Exercise text -
Preheat the oven to 200⁰C.
While the duck is cooking, cut the peeled and seeded pumpkin into 1.5” chunks and scatter in one layer onto an oven dish. Mix all of the other ingredients and a good amount of seasoning in a bowl, then pour over the pumpkin and toss until each piece is well coated. Roast in the oven for about 45 minutes, or until lightly caramelised on the outside with a soft core, turning every so often.
For the crispy seeds, duck crackling and chestnuts, pour a couple of tablespoons of olive oil into a frying pan and heat to medium-high. Fry the skin, chestnut slices and seeds with the herbs, spices and seasoning for a few minutes, or until crispy and golden brown. Transfer to a plate lined with kitchen paper and drain well.
When the pumpkin is cooked, transfer to a food processor and blitz really well. Slowly add the strained duck stock to the puree, continuing to mix until a smooth soup consistency is achieved. Taste and adjust the seasoning if necessary. Pour back into a saucepan and bring to just below the boil.
While the soup is heating up, pour a little olive oil into a small frying pan. When at a medium-high heat, fry the girolle mushrooms for a couple of minutes or until caramelised on the outside and cooked through.
To serve, place bits of the braised duck leg into each bowl and cover with the hot soup. Scatter over the crispy duck crackling, seeds and chestnut along with the pieces of taleggio, cooked girolles and fresh oregano leaves. Grate over a little of the lemon zest and finish with a drizzle of extra virgin olive oil.

Data shown -
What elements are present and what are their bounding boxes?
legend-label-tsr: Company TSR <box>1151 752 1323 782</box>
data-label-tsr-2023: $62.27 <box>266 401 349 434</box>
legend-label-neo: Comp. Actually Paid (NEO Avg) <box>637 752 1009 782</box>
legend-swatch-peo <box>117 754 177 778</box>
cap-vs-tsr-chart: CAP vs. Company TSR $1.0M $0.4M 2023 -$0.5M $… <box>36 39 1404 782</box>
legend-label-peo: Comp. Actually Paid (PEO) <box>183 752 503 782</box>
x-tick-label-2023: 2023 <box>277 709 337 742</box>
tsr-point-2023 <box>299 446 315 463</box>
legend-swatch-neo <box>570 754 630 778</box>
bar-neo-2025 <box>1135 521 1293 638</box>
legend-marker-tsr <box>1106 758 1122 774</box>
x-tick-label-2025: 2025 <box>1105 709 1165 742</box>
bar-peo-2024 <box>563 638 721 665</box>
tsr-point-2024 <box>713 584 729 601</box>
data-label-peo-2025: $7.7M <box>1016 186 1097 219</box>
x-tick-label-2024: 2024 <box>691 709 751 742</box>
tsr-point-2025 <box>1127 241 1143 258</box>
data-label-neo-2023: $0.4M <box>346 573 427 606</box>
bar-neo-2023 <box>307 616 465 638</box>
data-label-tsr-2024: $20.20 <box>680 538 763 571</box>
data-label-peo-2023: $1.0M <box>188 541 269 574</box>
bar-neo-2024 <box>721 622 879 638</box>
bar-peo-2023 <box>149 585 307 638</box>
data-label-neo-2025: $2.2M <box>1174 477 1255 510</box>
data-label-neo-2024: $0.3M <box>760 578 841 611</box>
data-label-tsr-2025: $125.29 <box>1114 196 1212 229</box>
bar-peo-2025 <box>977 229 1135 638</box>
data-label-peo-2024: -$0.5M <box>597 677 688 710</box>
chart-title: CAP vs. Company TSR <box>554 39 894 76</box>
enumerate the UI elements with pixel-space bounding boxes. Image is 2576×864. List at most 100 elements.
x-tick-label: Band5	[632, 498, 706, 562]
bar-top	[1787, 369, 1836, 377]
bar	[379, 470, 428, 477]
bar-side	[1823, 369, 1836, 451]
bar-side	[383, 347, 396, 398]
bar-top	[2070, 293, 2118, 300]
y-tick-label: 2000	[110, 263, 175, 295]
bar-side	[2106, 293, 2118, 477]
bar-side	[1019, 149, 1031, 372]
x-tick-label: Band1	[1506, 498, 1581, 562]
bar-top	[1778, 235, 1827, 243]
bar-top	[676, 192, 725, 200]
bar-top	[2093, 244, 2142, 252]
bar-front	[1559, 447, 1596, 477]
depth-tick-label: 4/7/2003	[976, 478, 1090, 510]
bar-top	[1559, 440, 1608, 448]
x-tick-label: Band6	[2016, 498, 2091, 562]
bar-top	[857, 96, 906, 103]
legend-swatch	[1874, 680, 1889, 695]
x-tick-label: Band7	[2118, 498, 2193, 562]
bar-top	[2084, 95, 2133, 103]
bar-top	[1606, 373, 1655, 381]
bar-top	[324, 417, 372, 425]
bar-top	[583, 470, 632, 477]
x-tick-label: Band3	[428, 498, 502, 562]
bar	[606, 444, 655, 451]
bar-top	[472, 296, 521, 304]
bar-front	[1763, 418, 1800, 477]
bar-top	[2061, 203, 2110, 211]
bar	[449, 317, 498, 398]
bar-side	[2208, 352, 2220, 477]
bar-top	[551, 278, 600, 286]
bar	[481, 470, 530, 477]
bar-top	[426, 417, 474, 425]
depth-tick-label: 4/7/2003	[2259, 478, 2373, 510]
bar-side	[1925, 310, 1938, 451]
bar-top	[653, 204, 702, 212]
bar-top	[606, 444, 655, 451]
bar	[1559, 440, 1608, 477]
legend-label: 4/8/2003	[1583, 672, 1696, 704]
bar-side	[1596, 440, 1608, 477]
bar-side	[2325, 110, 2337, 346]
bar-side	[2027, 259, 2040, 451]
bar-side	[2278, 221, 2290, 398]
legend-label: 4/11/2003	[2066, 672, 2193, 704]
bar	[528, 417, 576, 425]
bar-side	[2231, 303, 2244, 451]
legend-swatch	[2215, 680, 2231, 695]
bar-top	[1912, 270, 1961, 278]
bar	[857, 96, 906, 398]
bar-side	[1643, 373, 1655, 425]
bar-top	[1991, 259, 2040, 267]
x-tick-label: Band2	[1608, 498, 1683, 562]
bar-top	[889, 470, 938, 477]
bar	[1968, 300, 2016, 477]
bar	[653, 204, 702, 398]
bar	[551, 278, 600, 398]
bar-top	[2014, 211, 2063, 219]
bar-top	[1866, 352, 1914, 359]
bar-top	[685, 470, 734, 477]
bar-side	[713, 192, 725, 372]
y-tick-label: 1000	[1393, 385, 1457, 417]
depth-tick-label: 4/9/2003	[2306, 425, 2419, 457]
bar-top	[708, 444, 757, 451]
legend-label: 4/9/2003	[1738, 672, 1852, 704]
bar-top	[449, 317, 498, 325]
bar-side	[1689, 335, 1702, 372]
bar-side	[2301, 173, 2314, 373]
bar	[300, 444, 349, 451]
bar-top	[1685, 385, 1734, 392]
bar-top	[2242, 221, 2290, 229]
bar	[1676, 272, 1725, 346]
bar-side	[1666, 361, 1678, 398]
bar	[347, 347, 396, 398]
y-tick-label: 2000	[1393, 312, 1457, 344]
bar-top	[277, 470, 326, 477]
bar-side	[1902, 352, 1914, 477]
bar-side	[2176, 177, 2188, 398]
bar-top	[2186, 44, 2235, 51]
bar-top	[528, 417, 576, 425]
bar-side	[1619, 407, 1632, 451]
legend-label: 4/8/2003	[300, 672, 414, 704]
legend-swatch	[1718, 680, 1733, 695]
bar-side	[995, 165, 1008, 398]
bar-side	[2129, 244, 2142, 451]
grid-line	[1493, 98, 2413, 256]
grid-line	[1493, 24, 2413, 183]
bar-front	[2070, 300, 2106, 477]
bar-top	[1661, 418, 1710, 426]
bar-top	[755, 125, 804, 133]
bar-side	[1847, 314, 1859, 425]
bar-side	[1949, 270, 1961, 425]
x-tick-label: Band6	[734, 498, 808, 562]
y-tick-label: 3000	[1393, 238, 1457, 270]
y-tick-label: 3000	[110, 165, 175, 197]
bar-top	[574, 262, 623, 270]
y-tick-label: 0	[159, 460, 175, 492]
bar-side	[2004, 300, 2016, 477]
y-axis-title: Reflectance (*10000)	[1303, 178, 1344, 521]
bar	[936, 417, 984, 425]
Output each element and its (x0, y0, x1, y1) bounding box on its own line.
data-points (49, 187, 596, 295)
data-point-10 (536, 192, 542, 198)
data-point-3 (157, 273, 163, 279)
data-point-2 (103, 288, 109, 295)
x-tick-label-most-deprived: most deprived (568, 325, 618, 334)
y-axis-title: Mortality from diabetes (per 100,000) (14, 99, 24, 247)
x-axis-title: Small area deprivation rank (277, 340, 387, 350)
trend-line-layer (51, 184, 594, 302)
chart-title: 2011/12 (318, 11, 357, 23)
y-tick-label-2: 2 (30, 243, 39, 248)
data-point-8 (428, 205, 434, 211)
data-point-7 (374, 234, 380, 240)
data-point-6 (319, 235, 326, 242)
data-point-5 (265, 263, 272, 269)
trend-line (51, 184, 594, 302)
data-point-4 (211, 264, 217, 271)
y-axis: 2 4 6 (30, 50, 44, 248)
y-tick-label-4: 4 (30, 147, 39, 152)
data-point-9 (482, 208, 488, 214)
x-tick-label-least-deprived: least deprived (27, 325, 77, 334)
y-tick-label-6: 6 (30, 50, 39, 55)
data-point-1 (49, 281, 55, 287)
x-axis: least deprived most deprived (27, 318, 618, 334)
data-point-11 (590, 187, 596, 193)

Assignment 1 - In the recipe text, for about how long does the pumpkin roast in the oven?
Assignment 2 - According to the recipe text, what gets scattered over the soup at serving time? List every item.

Task solution 1 - About 45 minutes.

Task solution 2 -
- Crispy duck crackling
- Seeds
- Chestnut
- Pieces of taleggio
- Cooked girolles
- Fresh oregano leaves